◆ To be done ◆
Find the string "WHERE" in the listing and report every line that has it.

(Records from a collection of figures)
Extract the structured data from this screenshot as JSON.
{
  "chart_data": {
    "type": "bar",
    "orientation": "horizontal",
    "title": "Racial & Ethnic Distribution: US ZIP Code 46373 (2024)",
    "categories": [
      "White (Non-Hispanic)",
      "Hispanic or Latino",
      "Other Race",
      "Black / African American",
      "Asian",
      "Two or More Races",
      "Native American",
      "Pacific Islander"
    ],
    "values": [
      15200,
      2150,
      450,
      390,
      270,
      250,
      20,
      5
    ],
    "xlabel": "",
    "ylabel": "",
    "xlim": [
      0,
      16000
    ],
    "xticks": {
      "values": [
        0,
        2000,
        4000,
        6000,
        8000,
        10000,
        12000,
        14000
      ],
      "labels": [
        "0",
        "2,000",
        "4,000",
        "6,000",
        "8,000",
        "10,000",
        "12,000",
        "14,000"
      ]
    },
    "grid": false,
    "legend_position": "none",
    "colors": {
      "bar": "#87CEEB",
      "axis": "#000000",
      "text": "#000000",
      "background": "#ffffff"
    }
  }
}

* * *

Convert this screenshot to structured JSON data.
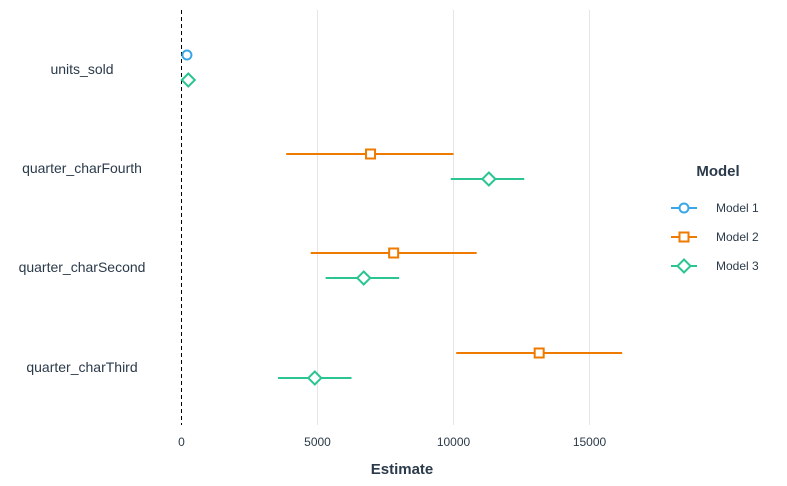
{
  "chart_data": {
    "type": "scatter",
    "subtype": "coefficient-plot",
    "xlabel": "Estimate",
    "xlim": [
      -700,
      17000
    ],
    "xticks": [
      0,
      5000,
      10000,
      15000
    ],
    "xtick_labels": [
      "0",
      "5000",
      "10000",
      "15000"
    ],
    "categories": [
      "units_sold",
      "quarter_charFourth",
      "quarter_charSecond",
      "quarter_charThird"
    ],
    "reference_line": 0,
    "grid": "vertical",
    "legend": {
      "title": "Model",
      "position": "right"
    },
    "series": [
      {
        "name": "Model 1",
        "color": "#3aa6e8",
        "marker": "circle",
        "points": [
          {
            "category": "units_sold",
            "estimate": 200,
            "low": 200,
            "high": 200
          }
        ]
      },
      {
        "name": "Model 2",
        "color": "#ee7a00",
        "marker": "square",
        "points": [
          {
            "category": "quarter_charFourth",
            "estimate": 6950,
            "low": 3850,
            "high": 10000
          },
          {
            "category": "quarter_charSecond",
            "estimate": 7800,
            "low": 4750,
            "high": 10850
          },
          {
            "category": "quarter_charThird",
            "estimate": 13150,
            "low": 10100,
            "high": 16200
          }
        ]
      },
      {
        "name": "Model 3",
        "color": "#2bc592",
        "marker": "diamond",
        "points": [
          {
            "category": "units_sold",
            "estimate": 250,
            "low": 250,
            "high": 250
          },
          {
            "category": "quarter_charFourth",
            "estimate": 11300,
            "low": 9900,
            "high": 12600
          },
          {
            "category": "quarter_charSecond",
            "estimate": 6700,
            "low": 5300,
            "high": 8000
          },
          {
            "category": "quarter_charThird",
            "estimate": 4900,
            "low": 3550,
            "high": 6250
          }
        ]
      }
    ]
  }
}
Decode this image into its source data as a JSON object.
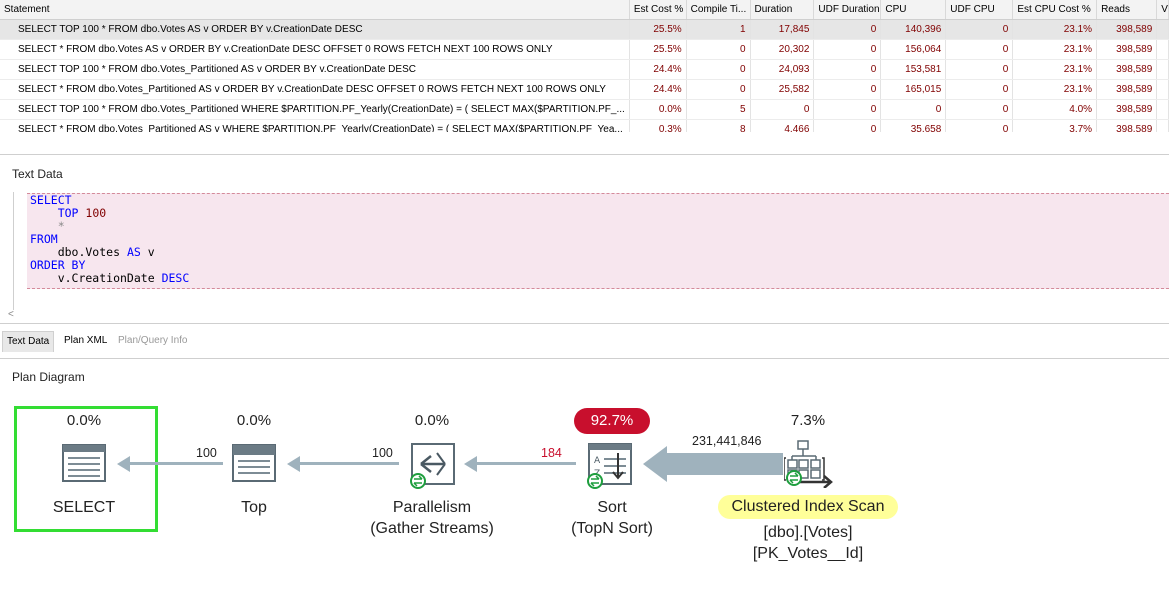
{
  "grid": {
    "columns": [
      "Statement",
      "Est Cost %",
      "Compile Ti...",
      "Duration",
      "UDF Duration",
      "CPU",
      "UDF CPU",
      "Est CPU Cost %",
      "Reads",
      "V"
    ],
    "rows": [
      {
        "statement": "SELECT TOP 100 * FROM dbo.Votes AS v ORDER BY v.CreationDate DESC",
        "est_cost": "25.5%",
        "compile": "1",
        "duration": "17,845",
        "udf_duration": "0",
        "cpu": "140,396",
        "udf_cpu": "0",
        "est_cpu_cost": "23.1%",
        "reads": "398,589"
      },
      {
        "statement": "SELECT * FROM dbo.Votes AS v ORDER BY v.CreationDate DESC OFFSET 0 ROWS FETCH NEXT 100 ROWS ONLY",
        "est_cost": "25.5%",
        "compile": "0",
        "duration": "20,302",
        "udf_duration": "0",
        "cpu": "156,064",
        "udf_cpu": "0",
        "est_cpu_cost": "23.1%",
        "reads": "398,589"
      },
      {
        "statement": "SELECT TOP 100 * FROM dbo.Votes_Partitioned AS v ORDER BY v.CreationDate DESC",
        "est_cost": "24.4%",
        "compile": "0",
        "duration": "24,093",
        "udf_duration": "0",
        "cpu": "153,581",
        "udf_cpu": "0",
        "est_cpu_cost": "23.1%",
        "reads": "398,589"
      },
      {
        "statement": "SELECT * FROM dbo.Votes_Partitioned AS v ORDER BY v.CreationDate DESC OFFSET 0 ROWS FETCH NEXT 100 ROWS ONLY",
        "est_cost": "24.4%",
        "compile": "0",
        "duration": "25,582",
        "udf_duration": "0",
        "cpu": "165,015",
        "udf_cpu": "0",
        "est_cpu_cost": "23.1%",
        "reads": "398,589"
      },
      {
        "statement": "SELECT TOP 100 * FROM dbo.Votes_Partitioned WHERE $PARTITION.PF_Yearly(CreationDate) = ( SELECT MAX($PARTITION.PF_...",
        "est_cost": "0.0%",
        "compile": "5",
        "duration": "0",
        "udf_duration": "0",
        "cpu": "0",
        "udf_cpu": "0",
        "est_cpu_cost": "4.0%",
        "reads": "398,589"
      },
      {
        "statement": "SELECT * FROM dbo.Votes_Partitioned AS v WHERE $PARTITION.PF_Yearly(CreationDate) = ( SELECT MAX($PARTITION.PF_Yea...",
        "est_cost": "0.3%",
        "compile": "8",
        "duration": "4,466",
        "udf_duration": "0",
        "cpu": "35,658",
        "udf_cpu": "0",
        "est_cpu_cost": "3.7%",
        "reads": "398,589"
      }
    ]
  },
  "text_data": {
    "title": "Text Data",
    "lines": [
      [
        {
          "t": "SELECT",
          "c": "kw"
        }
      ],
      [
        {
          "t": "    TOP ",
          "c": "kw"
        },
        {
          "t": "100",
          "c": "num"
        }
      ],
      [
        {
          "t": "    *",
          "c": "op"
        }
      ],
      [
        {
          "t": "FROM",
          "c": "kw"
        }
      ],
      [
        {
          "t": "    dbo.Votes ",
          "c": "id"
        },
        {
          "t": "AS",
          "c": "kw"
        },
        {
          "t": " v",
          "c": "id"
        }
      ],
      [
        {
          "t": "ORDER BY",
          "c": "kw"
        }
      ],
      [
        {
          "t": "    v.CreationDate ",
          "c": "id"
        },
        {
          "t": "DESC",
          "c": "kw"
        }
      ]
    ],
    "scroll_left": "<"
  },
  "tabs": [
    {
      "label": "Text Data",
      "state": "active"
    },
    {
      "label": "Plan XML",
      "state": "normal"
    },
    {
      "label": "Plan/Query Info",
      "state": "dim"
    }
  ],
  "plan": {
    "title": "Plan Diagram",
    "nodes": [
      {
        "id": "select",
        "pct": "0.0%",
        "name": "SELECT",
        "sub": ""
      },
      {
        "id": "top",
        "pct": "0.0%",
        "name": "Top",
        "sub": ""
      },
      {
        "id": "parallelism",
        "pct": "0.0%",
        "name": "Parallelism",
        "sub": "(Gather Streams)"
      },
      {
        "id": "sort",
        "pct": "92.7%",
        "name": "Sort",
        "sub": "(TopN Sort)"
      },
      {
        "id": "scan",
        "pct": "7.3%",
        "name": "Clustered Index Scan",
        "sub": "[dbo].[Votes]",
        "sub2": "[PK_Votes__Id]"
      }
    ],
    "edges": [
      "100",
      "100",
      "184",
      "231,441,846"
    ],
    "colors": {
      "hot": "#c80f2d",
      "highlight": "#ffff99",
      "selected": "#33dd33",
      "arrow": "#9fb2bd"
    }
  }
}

◆ Output of the exercise ◆
        "statement": "SELECT TOP 100 * FROM dbo.Votes_Partitioned WHERE $PARTITION.PF_Yearly(CreationDate) = ( SELECT MAX($PARTITION.PF_...",
        "statement": "SELECT * FROM dbo.Votes_Partitioned AS v WHERE $PARTITION.PF_Yearly(CreationDate) = ( SELECT MAX($PARTITION.PF_Yea...",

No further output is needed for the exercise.